START MATERIAL

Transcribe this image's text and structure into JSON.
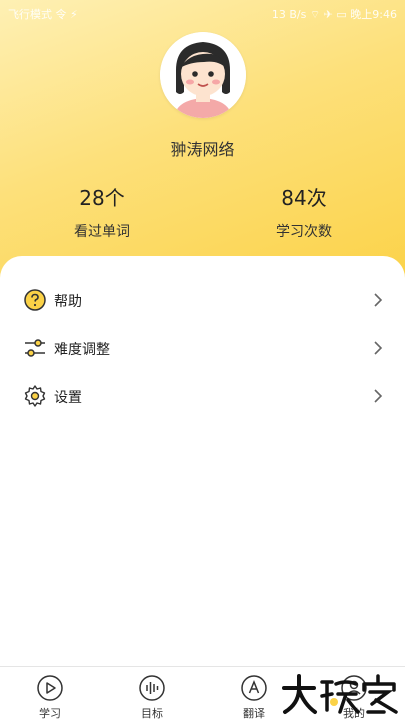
{
  "status_bar": {
    "left": "飞行模式 令 ⚡",
    "right": "13 B/s ⌔ ✈ ▭ 晚上9:46"
  },
  "profile": {
    "name": "翀涛网络"
  },
  "stats": [
    {
      "value": "28个",
      "label": "看过单词"
    },
    {
      "value": "84次",
      "label": "学习次数"
    }
  ],
  "menu": [
    {
      "label": "帮助",
      "icon": "help-icon"
    },
    {
      "label": "难度调整",
      "icon": "sliders-icon"
    },
    {
      "label": "设置",
      "icon": "gear-icon"
    }
  ],
  "tabs": [
    {
      "label": "学习",
      "icon": "play-icon"
    },
    {
      "label": "目标",
      "icon": "waveform-icon"
    },
    {
      "label": "翻译",
      "icon": "translate-icon"
    },
    {
      "label": "我的",
      "icon": "profile-icon"
    }
  ],
  "watermark": "大玩家",
  "colors": {
    "accent": "#fbd247",
    "accent_light": "#fef0b4"
  }
}
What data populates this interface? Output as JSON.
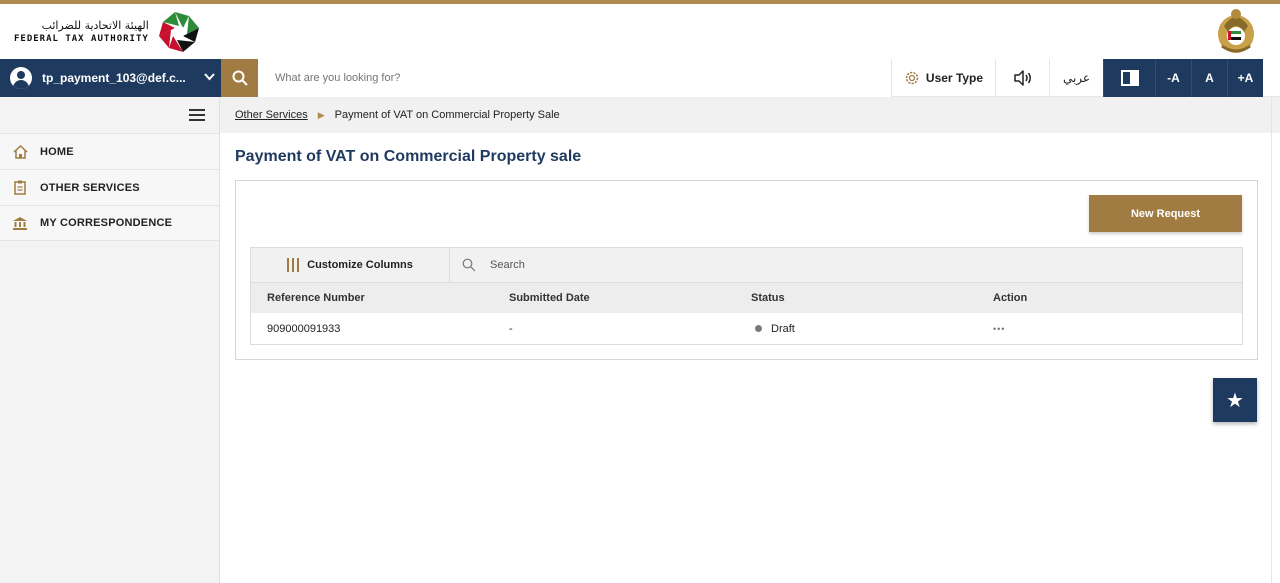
{
  "header": {
    "org_name_ar": "الهيئة الاتحادية للضرائب",
    "org_name_en": "FEDERAL TAX AUTHORITY",
    "logo_icon": "fta-logo-icon",
    "emblem_icon": "uae-emblem-icon"
  },
  "toolbar": {
    "user_email": "tp_payment_103@def.c...",
    "search_placeholder": "What are you looking for?",
    "user_type_label": "User Type",
    "language_label": "عربي",
    "font_decrease": "-A",
    "font_reset": "A",
    "font_increase": "+A"
  },
  "sidebar": {
    "items": [
      {
        "label": "HOME",
        "icon": "home-icon"
      },
      {
        "label": "OTHER SERVICES",
        "icon": "clipboard-icon"
      },
      {
        "label": "MY CORRESPONDENCE",
        "icon": "bank-icon"
      }
    ]
  },
  "breadcrumb": {
    "parent": "Other Services",
    "current": "Payment of VAT on Commercial Property Sale"
  },
  "main": {
    "title": "Payment of VAT on Commercial Property sale",
    "new_request_label": "New Request",
    "customize_label": "Customize Columns",
    "search_label": "Search",
    "columns": [
      "Reference Number",
      "Submitted Date",
      "Status",
      "Action"
    ],
    "rows": [
      {
        "reference": "909000091933",
        "submitted": "-",
        "status": "Draft",
        "action": "•••"
      }
    ]
  },
  "colors": {
    "navy": "#1f3a5f",
    "gold": "#a07c43",
    "status_draft": "#7a7a7a"
  },
  "favorite_icon": "star-icon"
}
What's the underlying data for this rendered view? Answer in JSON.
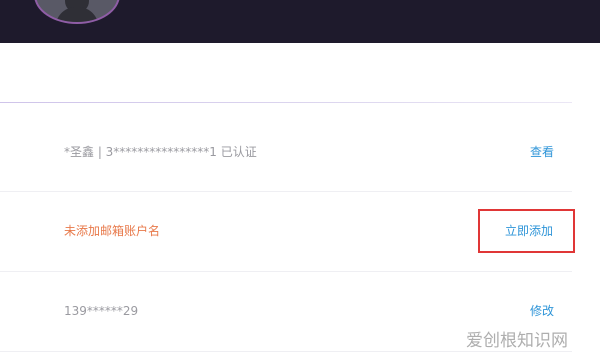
{
  "header": {
    "avatar_icon": "user-avatar-icon"
  },
  "rows": {
    "account": {
      "value": "*圣鑫 | 3****************1 已认证",
      "action": "查看"
    },
    "email": {
      "value": "未添加邮箱账户名",
      "action": "立即添加"
    },
    "phone": {
      "value": "139******29",
      "action": "修改"
    }
  },
  "watermark": "爱创根知识网",
  "colors": {
    "header_background": "#1e1a2c",
    "warning_text": "#e8794a",
    "link": "#2f95d8",
    "highlight_box": "#e03636"
  }
}
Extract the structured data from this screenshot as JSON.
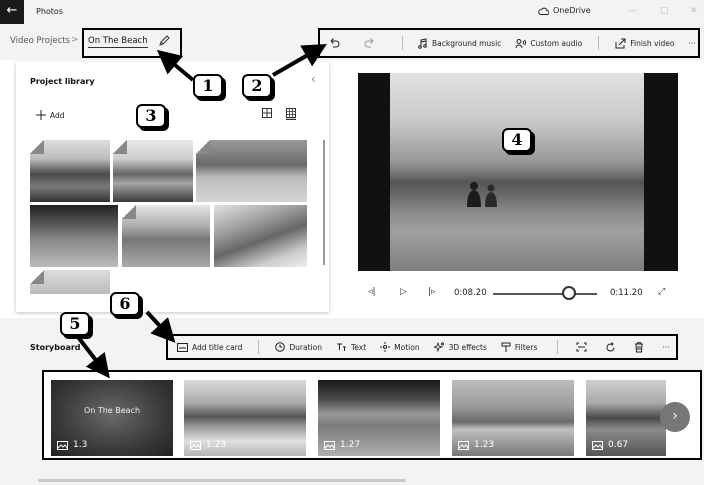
{
  "titlebar": {
    "back_icon": "arrow-left-icon",
    "app_title": "Photos",
    "onedrive_label": "OneDrive",
    "minimize": "—",
    "maximize": "□",
    "close": "✕"
  },
  "breadcrumb": {
    "root": "Video Projects",
    "separator": ">",
    "current": "On The Beach"
  },
  "toolbar": {
    "background_music": "Background music",
    "custom_audio": "Custom audio",
    "finish_video": "Finish video",
    "more": "···"
  },
  "library": {
    "title": "Project library",
    "add_label": "Add",
    "collapse": "‹"
  },
  "playback": {
    "current_time": "0:08.20",
    "end_time": "0:11.20",
    "progress_fraction": 0.73
  },
  "storyboard": {
    "title": "Storyboard",
    "actions": {
      "add_title_card": "Add title card",
      "duration": "Duration",
      "text": "Text",
      "motion": "Motion",
      "effects_3d": "3D effects",
      "filters": "Filters",
      "more": "···"
    },
    "clips": [
      {
        "label": "On The Beach",
        "duration": "1.3"
      },
      {
        "label": "",
        "duration": "1.23"
      },
      {
        "label": "",
        "duration": "1.27"
      },
      {
        "label": "",
        "duration": "1.23"
      },
      {
        "label": "",
        "duration": "0.67"
      }
    ],
    "next": "›"
  },
  "callouts": [
    "1",
    "2",
    "3",
    "4",
    "5",
    "6"
  ]
}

END MATERIAL

**WRITTEN TASK**
Output the entries above exactly. Drop the pictures.

**TASK RESULT**
Transcribe this image's text and structure into JSON.
{
  "status_bar": {
    "left": "飞行模式 令 ⚡",
    "right": "13 B/s ⌔ ✈ ▭ 晚上9:46"
  },
  "profile": {
    "name": "翀涛网络"
  },
  "stats": [
    {
      "value": "28个",
      "label": "看过单词"
    },
    {
      "value": "84次",
      "label": "学习次数"
    }
  ],
  "menu": [
    {
      "label": "帮助",
      "icon": "help-icon"
    },
    {
      "label": "难度调整",
      "icon": "sliders-icon"
    },
    {
      "label": "设置",
      "icon": "gear-icon"
    }
  ],
  "tabs": [
    {
      "label": "学习",
      "icon": "play-icon"
    },
    {
      "label": "目标",
      "icon": "waveform-icon"
    },
    {
      "label": "翻译",
      "icon": "translate-icon"
    },
    {
      "label": "我的",
      "icon": "profile-icon"
    }
  ],
  "watermark": "大玩家",
  "colors": {
    "accent": "#fbd247",
    "accent_light": "#fef0b4"
  }
}
What data populates this interface? Output as JSON.
{
  "header": {
    "org_name_ar": "الهيئة الاتحادية للضرائب",
    "org_name_en": "FEDERAL TAX AUTHORITY",
    "logo_icon": "fta-logo-icon",
    "emblem_icon": "uae-emblem-icon"
  },
  "toolbar": {
    "user_email": "tp_payment_103@def.c...",
    "search_placeholder": "What are you looking for?",
    "user_type_label": "User Type",
    "language_label": "عربي",
    "font_decrease": "-A",
    "font_reset": "A",
    "font_increase": "+A"
  },
  "sidebar": {
    "items": [
      {
        "label": "HOME",
        "icon": "home-icon"
      },
      {
        "label": "OTHER SERVICES",
        "icon": "clipboard-icon"
      },
      {
        "label": "MY CORRESPONDENCE",
        "icon": "bank-icon"
      }
    ]
  },
  "breadcrumb": {
    "parent": "Other Services",
    "current": "Payment of VAT on Commercial Property Sale"
  },
  "main": {
    "title": "Payment of VAT on Commercial Property sale",
    "new_request_label": "New Request",
    "customize_label": "Customize Columns",
    "search_label": "Search",
    "columns": [
      "Reference Number",
      "Submitted Date",
      "Status",
      "Action"
    ],
    "rows": [
      {
        "reference": "909000091933",
        "submitted": "-",
        "status": "Draft",
        "action": "•••"
      }
    ]
  },
  "colors": {
    "navy": "#1f3a5f",
    "gold": "#a07c43",
    "status_draft": "#7a7a7a"
  },
  "favorite_icon": "star-icon"
}
What's the underlying data for this rendered view? Answer in JSON.
{
  "header": {
    "avatar_icon": "user-avatar-icon"
  },
  "rows": {
    "account": {
      "value": "*圣鑫 | 3****************1 已认证",
      "action": "查看"
    },
    "email": {
      "value": "未添加邮箱账户名",
      "action": "立即添加"
    },
    "phone": {
      "value": "139******29",
      "action": "修改"
    }
  },
  "watermark": "爱创根知识网",
  "colors": {
    "header_background": "#1e1a2c",
    "warning_text": "#e8794a",
    "link": "#2f95d8",
    "highlight_box": "#e03636"
  }
}
Extract the structured data from this screenshot as JSON.
{
  "titlebar": {
    "back_icon": "arrow-left-icon",
    "app_title": "Photos",
    "onedrive_label": "OneDrive",
    "minimize": "—",
    "maximize": "□",
    "close": "✕"
  },
  "breadcrumb": {
    "root": "Video Projects",
    "separator": ">",
    "current": "On The Beach"
  },
  "toolbar": {
    "background_music": "Background music",
    "custom_audio": "Custom audio",
    "finish_video": "Finish video",
    "more": "···"
  },
  "library": {
    "title": "Project library",
    "add_label": "Add",
    "collapse": "‹"
  },
  "playback": {
    "current_time": "0:08.20",
    "end_time": "0:11.20",
    "progress_fraction": 0.73
  },
  "storyboard": {
    "title": "Storyboard",
    "actions": {
      "add_title_card": "Add title card",
      "duration": "Duration",
      "text": "Text",
      "motion": "Motion",
      "effects_3d": "3D effects",
      "filters": "Filters",
      "more": "···"
    },
    "clips": [
      {
        "label": "On The Beach",
        "duration": "1.3"
      },
      {
        "label": "",
        "duration": "1.23"
      },
      {
        "label": "",
        "duration": "1.27"
      },
      {
        "label": "",
        "duration": "1.23"
      },
      {
        "label": "",
        "duration": "0.67"
      }
    ],
    "next": "›"
  },
  "callouts": [
    "1",
    "2",
    "3",
    "4",
    "5",
    "6"
  ]
}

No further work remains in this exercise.